▼
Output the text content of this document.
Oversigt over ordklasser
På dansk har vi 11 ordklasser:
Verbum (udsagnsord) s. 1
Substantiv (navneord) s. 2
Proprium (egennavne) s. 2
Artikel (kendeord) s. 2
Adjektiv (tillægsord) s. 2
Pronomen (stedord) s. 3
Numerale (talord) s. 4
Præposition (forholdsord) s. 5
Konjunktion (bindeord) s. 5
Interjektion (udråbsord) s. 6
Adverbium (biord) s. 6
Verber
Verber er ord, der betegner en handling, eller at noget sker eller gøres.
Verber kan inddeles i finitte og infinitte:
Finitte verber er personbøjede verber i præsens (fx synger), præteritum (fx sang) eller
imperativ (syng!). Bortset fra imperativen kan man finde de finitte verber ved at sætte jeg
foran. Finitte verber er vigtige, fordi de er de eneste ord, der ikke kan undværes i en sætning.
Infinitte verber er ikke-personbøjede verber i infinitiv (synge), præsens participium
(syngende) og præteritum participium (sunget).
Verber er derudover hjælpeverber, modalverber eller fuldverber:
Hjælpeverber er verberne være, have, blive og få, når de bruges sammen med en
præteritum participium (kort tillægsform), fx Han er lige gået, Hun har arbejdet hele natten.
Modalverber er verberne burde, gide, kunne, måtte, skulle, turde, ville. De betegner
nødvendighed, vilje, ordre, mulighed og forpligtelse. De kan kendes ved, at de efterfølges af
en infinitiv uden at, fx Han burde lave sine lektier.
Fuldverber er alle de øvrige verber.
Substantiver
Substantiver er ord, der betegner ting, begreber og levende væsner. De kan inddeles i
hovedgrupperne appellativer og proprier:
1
▲
■ Set exercise ■
In the entries above, find lines with "inddeles" and copy each.

■ Result of the exercise ■
Verber kan inddeles i finitte og infinitte:
Substantiver er ord, der betegner ting, begreber og levende væsner. De kan inddeles i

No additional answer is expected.